Collected data
▬▬▬▬▬▬▬▬▬▬
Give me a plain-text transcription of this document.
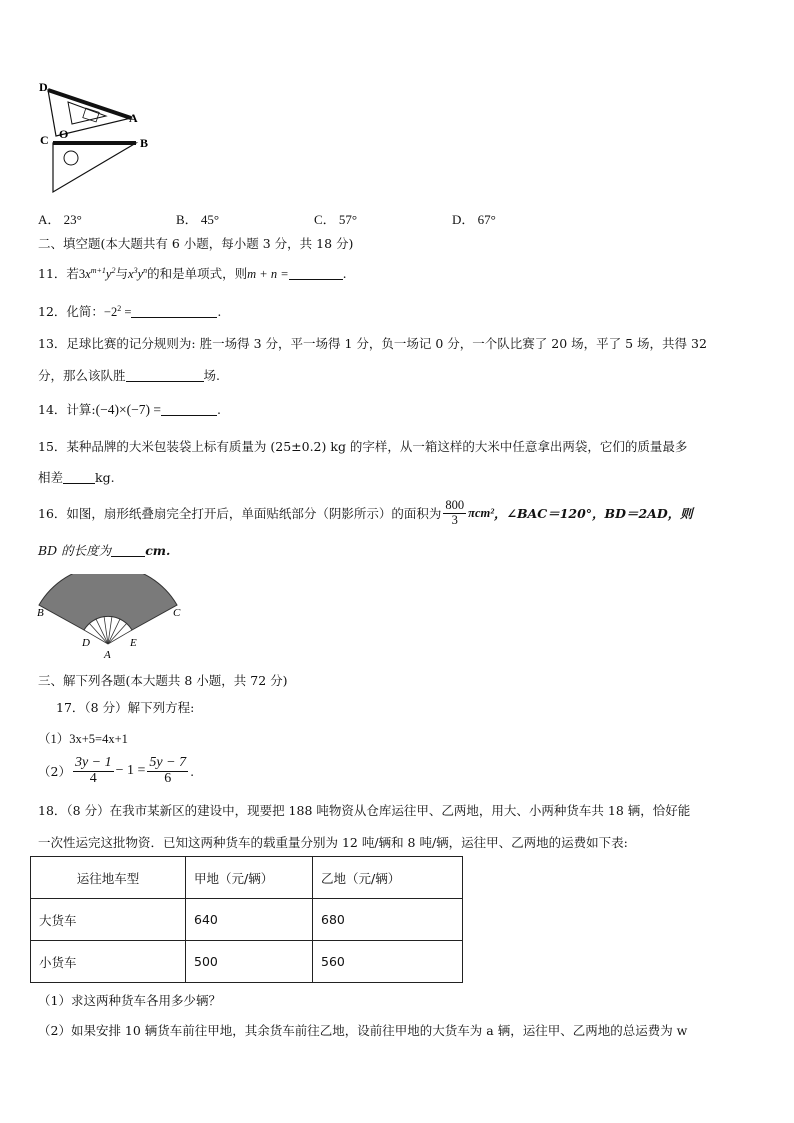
D
A
C O
B
A． 23°	B． 45°	C． 57°	D． 67°
二、填空题(本大题共有 6 小题，每小题 3 分，共 18 分)
11．若$3x^{m+1}y^2$与$x^3y^n$的和是单项式，则m + n =	.
12．化简：$-2^2$ =	.
13．足球比赛的记分规则为: 胜一场得 3 分，平一场得 1 分，负一场记 0 分，一个队比赛了 20 场，平了 5 场，共得 32
分，那么该队胜	场.
14．计算:(−4)×(−7) =	.
15．某种品牌的大米包装袋上标有质量为 (25±0.2) kg 的字样，从一箱这样的大米中任意拿出两袋，它们的质量最多
相差	kg.
16．如图，扇形纸叠扇完全打开后，单面贴纸部分（阴影所示）的面积为 $\frac{800}{3} \pi cm^2$ ，∠BAC＝120°，BD＝2AD，则
BD 的长度为	cm.
B	C
D	E
A
三、解下列各题(本大题共 8 小题，共 72 分)
17．（8 分）解下列方程:
（1）3x+5=4x+1
$(2) \frac{3y - 1}{4} - 1 = \frac{5y - 7}{6}$ .
18．（8 分）在我市某新区的建设中，现要把 188 吨物资从仓库运往甲、乙两地，用大、小两种货车共 18 辆，恰好能
一次性运完这批物资．已知这两种货车的载重量分别为 12 吨/辆和 8 吨/辆，运往甲、乙两地的运费如下表:
运往地车型	甲地（元/辆）	乙地（元/辆）
大货车	640	680
小货车	500	560
（1）求这两种货车各用多少辆？
（2）如果安排 10 辆货车前往甲地，其余货车前往乙地，设前往甲地的大货车为 a 辆，运往甲、乙两地的总运费为 w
▬▬▬▬▬▬▬▬▬▬
* _YOUR GOAL_
Except for the pictures, print the data above exactly.

* _CORRECT ANSWER_
Give me a plain-text transcription of this document.
D
A
C O
B
A． 23°	B． 45°	C． 57°	D． 67°
二、填空题(本大题共有 6 小题，每小题 3 分，共 18 分)
11．若$3x^{m+1}y^2$与$x^3y^n$的和是单项式，则m + n =	.
12．化简：$-2^2$ =	.
13．足球比赛的记分规则为: 胜一场得 3 分，平一场得 1 分，负一场记 0 分，一个队比赛了 20 场，平了 5 场，共得 32
分，那么该队胜	场.
14．计算:(−4)×(−7) =	.
15．某种品牌的大米包装袋上标有质量为 (25±0.2) kg 的字样，从一箱这样的大米中任意拿出两袋，它们的质量最多
相差	kg.
16．如图，扇形纸叠扇完全打开后，单面贴纸部分（阴影所示）的面积为 $\frac{800}{3} \pi cm^2$ ，∠BAC＝120°，BD＝2AD，则
BD 的长度为	cm.
B	C
D	E
A
三、解下列各题(本大题共 8 小题，共 72 分)
17．（8 分）解下列方程:
（1）3x+5=4x+1
$(2) \frac{3y - 1}{4} - 1 = \frac{5y - 7}{6}$ .
18．（8 分）在我市某新区的建设中，现要把 188 吨物资从仓库运往甲、乙两地，用大、小两种货车共 18 辆，恰好能
一次性运完这批物资．已知这两种货车的载重量分别为 12 吨/辆和 8 吨/辆，运往甲、乙两地的运费如下表:
运往地车型	甲地（元/辆）	乙地（元/辆）
大货车	640	680
小货车	500	560
（1）求这两种货车各用多少辆？
（2）如果安排 10 辆货车前往甲地，其余货车前往乙地，设前往甲地的大货车为 a 辆，运往甲、乙两地的总运费为 w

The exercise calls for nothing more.